══ PROVIDED DATA ══

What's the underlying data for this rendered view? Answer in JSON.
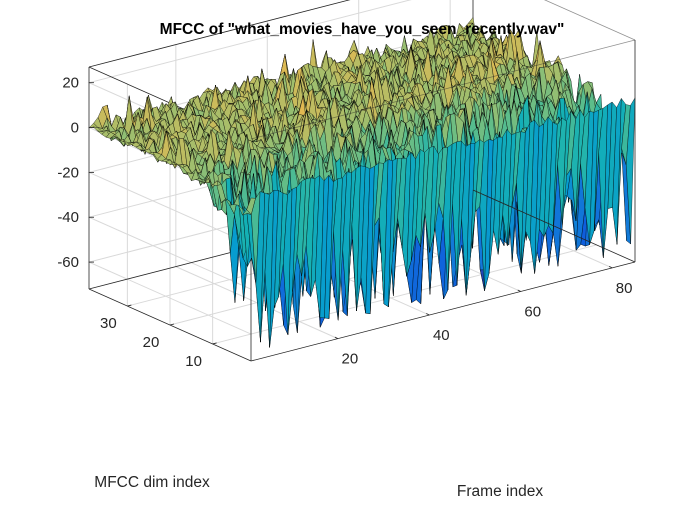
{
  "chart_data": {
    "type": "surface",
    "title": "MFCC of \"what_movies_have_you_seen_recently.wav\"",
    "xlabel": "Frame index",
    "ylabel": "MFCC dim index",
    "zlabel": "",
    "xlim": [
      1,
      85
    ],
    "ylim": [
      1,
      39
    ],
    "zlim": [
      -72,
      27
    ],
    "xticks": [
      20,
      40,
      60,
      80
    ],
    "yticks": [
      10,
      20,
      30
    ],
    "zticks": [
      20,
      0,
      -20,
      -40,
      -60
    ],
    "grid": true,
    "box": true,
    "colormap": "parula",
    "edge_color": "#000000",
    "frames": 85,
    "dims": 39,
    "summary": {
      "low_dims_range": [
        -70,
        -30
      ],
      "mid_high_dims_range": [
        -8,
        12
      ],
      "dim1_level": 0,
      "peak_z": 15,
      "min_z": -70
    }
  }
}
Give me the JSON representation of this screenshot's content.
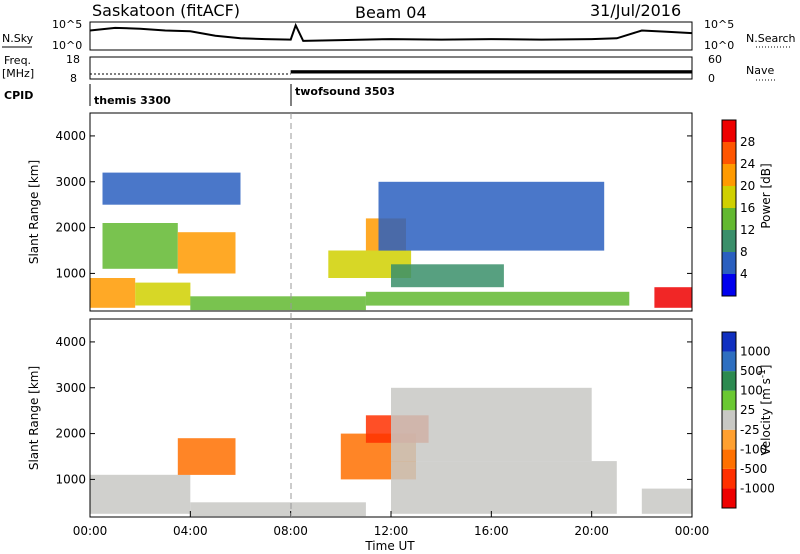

═══
══ PROVIDED DATA ══

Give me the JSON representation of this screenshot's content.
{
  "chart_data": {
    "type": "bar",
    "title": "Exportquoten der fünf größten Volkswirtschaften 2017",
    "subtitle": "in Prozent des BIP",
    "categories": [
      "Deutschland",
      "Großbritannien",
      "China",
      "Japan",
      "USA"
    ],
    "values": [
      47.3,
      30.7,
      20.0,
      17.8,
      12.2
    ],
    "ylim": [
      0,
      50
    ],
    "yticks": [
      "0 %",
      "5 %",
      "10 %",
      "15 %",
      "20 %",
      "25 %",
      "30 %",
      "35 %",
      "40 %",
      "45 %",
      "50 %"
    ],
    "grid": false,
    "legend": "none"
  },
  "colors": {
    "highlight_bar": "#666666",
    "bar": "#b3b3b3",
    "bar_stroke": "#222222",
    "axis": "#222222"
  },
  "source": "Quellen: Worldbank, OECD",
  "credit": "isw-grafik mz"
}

═══
══ PROVIDED DATA ══

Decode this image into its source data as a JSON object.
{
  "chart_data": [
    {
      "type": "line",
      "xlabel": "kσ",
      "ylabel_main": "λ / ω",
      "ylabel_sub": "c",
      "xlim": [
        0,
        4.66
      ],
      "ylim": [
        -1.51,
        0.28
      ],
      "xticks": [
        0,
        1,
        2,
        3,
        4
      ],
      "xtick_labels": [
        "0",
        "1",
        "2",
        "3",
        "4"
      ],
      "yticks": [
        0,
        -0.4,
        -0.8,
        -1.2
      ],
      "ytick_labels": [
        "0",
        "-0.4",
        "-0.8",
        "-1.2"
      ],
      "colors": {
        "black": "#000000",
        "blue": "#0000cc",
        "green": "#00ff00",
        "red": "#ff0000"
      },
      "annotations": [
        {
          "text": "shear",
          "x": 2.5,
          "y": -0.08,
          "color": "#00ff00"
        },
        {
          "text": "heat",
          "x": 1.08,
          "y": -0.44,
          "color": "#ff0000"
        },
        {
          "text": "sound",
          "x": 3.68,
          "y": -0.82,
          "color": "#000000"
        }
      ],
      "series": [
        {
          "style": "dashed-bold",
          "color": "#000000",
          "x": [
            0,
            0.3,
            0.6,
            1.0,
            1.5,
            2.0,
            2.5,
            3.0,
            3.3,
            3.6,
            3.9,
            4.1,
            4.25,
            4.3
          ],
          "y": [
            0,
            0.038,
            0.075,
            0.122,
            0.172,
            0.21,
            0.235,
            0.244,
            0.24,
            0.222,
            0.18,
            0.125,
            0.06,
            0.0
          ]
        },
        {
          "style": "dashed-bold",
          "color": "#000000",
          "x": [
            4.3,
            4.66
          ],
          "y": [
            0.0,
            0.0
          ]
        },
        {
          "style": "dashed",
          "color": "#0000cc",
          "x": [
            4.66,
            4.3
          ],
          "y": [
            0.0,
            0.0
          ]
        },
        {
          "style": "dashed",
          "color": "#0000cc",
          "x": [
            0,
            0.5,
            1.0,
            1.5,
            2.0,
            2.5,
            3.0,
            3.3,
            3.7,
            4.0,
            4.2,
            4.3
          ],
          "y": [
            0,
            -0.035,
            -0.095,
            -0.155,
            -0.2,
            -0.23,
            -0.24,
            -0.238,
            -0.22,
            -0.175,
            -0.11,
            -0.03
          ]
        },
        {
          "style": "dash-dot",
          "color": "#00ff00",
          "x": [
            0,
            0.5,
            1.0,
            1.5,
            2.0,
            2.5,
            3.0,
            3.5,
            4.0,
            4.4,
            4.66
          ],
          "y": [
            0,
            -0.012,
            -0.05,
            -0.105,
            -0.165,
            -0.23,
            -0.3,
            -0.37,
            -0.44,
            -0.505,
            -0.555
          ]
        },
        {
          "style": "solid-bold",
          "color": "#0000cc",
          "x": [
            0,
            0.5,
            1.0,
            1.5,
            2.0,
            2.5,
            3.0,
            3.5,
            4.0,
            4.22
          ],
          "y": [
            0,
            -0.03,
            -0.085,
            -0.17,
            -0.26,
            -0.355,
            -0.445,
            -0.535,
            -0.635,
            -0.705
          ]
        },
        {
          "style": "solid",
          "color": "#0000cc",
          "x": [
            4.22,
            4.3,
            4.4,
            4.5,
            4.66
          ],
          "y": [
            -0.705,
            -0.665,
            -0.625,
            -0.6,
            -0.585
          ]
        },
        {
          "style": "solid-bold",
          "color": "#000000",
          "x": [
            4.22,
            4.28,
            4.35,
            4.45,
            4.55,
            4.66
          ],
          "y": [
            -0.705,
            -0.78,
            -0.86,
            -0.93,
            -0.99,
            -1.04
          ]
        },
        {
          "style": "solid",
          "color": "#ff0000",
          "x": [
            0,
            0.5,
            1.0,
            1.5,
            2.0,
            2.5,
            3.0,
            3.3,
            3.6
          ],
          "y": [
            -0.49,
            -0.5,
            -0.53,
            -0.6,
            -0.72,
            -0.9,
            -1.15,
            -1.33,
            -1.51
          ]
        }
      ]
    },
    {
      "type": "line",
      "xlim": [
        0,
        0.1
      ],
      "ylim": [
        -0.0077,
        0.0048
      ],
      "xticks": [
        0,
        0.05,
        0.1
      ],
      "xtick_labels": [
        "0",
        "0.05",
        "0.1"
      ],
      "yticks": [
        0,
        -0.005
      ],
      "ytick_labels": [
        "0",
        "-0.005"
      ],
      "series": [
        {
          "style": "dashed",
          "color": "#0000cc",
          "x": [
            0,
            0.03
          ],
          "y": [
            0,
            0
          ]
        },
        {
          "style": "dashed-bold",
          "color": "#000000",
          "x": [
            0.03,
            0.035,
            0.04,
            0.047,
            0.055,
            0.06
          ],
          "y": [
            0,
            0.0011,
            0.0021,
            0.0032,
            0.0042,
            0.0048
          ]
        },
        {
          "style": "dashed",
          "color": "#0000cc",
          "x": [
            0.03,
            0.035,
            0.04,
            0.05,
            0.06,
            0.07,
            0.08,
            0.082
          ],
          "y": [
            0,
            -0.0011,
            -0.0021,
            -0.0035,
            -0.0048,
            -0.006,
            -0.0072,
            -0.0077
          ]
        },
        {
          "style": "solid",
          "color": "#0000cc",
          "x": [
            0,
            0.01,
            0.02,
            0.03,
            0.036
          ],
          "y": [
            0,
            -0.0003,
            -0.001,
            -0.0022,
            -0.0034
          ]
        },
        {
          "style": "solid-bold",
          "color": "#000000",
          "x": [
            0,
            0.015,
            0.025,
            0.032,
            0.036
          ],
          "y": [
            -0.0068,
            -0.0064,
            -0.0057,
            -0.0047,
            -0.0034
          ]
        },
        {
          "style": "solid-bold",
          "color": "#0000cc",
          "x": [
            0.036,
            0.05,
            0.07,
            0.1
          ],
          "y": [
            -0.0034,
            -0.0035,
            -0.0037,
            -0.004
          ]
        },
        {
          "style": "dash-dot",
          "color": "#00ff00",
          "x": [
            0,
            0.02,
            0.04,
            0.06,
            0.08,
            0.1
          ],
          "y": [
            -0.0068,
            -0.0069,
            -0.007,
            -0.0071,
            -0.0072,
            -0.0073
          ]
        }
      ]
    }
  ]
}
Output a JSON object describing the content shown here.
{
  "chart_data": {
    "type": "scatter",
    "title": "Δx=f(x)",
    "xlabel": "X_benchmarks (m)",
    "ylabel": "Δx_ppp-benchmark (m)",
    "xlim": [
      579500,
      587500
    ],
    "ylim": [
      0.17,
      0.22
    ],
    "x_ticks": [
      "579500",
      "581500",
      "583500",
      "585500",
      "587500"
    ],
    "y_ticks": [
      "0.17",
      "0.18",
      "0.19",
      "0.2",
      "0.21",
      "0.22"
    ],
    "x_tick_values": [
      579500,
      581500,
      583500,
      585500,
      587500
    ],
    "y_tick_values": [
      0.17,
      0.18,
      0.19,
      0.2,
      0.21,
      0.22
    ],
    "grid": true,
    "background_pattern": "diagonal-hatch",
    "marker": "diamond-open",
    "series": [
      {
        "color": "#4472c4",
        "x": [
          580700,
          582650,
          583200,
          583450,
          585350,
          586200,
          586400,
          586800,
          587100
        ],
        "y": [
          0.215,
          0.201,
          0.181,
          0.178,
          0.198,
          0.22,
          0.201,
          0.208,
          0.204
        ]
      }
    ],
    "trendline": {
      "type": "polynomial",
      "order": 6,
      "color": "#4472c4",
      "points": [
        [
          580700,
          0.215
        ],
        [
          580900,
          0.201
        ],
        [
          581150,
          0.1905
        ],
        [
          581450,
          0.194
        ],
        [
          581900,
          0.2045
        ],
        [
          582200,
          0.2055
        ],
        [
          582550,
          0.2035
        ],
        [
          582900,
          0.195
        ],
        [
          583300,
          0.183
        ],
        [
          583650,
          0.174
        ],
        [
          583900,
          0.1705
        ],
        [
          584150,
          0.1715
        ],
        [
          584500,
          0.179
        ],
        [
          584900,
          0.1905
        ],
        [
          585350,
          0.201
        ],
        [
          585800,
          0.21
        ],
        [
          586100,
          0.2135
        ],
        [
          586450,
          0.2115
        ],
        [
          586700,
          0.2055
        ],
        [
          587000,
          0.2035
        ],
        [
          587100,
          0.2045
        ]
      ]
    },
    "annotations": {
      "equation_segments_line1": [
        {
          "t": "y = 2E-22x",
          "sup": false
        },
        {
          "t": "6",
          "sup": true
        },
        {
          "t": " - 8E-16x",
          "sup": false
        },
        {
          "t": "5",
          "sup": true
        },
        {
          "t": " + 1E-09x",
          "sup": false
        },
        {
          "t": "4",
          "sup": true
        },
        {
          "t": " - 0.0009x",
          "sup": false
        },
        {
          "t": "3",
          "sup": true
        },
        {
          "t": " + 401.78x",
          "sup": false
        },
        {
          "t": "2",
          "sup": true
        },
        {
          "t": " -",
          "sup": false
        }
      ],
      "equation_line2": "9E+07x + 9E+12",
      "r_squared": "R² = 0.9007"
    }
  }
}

═══

Scan the listing above and identify each line holding the string "source"; copy every such line.

# FINISHED EXERCISE:
  "source": "Quellen: Worldbank, OECD",
Decode this image into its source data as a JSON object.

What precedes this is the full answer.